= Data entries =
□ □ □ □ □ □ □
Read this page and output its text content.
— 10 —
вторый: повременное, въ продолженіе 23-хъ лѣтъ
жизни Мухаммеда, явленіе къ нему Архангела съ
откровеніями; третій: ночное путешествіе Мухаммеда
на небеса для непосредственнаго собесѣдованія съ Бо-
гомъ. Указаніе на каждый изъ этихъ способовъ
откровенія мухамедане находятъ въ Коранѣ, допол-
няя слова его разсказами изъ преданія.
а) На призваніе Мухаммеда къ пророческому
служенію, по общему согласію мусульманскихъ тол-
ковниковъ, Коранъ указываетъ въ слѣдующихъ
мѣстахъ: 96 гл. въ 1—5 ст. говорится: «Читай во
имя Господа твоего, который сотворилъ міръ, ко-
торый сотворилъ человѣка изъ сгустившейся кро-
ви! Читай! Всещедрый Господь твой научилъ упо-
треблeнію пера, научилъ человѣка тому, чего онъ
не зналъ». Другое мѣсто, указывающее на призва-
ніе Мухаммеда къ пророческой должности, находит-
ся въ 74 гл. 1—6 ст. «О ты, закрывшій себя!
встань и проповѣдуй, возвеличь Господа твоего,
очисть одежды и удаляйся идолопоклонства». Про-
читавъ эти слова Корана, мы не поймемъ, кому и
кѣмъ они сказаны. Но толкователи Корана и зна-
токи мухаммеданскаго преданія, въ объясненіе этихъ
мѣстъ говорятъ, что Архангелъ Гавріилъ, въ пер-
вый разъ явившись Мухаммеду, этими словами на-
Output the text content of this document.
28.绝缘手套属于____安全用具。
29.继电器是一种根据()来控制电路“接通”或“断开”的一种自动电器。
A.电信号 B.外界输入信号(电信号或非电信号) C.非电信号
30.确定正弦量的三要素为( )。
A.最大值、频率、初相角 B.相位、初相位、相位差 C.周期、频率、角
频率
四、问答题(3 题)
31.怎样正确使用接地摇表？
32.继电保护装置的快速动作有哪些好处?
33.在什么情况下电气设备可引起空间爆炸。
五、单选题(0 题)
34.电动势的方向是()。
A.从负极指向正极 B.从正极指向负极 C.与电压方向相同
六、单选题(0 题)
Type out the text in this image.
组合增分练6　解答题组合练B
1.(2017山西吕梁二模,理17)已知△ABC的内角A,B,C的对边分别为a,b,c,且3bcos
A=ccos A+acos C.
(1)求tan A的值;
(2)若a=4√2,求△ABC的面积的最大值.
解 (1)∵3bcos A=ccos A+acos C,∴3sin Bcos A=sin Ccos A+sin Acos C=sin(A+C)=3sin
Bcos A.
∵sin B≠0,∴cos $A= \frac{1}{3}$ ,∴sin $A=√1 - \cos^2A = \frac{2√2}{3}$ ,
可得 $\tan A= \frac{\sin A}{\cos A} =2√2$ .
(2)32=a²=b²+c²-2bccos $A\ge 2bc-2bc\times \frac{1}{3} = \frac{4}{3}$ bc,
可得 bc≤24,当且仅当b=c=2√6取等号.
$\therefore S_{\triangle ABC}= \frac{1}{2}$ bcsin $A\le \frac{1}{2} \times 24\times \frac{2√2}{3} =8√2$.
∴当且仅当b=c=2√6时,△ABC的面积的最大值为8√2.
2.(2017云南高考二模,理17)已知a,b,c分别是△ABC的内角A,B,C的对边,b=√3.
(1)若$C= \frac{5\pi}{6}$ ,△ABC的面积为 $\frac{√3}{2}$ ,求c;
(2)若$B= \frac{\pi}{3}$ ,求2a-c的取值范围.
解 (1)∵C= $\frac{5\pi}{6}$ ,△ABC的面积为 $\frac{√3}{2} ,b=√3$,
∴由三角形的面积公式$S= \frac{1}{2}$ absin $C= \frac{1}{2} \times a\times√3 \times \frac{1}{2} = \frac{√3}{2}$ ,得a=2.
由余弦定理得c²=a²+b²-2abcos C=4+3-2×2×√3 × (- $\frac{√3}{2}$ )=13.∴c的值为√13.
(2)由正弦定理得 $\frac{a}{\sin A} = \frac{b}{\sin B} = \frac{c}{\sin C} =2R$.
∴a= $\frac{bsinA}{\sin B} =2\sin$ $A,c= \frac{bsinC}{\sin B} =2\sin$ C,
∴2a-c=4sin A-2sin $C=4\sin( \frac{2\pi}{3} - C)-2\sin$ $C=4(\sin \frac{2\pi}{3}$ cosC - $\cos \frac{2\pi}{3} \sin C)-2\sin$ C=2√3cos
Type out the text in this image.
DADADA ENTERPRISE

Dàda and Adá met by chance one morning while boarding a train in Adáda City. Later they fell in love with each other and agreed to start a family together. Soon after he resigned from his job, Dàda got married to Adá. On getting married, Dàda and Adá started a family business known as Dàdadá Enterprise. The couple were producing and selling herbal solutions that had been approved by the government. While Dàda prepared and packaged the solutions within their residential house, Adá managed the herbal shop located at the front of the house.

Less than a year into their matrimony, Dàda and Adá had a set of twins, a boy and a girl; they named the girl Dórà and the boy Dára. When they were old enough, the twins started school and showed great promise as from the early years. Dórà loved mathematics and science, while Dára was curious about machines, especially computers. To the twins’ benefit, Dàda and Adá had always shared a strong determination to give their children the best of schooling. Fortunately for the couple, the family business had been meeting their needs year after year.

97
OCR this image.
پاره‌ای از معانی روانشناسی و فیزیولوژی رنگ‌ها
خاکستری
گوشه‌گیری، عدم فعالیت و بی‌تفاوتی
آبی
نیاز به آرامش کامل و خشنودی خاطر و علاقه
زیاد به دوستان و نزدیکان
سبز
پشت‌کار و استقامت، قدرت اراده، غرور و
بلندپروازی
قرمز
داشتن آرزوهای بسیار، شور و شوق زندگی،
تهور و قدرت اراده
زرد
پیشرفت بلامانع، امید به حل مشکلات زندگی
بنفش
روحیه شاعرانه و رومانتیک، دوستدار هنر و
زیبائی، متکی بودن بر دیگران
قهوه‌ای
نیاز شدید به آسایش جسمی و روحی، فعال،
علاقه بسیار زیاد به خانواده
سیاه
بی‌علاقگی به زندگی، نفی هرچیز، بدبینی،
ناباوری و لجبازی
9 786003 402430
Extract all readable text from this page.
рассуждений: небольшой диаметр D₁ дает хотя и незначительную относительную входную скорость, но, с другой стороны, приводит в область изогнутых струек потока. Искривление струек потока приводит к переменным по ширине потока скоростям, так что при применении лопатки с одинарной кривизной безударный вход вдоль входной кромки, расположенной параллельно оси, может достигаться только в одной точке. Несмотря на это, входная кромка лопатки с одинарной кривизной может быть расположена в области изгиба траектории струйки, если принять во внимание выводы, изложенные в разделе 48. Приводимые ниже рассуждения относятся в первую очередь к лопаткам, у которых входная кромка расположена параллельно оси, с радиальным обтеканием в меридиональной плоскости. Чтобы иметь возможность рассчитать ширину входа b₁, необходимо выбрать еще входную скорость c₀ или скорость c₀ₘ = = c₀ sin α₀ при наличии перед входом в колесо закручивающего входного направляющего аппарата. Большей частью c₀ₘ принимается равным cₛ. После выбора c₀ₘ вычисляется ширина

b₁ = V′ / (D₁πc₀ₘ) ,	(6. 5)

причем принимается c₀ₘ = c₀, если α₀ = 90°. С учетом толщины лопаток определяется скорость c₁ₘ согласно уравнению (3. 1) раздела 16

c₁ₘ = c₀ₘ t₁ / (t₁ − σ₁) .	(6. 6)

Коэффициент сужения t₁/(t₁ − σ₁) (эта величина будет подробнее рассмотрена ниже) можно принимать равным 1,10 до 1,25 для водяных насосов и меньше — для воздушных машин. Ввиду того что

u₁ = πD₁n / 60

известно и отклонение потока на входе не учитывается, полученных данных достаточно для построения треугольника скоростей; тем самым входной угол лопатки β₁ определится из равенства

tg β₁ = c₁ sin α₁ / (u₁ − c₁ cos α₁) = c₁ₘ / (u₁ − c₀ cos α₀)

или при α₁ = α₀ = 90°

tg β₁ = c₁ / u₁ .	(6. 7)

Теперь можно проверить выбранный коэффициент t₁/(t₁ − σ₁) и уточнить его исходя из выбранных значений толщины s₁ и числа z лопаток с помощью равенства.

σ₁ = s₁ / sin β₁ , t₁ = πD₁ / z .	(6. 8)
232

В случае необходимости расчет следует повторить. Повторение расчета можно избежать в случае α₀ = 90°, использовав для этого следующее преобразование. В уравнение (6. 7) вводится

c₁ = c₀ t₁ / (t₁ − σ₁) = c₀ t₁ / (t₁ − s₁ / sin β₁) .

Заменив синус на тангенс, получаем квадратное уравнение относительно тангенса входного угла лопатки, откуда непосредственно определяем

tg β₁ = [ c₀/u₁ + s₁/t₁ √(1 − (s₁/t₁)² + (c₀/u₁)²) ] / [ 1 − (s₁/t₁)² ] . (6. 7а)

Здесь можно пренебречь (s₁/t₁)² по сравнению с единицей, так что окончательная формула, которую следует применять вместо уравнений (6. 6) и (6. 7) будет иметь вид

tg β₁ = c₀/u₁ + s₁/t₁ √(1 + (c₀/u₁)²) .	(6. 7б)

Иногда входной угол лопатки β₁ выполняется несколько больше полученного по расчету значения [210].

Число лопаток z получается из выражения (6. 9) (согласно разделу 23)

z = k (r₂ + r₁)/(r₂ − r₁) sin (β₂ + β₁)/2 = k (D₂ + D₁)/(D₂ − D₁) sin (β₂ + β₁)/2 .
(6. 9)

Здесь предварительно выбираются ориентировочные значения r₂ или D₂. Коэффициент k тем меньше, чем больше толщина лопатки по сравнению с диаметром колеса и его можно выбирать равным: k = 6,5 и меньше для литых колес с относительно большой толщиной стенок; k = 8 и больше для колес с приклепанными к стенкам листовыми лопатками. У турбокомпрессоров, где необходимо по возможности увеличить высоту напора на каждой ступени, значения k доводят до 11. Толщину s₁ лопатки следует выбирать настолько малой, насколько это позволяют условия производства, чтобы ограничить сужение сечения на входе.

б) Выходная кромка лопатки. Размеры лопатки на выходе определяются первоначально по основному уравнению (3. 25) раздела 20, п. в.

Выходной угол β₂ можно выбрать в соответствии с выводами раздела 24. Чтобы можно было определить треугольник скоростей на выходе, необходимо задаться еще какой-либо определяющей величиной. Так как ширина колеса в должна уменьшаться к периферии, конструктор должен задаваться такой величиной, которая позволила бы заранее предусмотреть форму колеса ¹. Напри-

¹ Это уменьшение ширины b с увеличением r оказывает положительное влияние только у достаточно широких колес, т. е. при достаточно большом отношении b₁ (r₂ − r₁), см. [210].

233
□ □ □ □ □ □ □
= DIRECTIVE =
State how many lines of the material contain the string "уравнение", with no other words.

= COMPLETE ANSWER =
2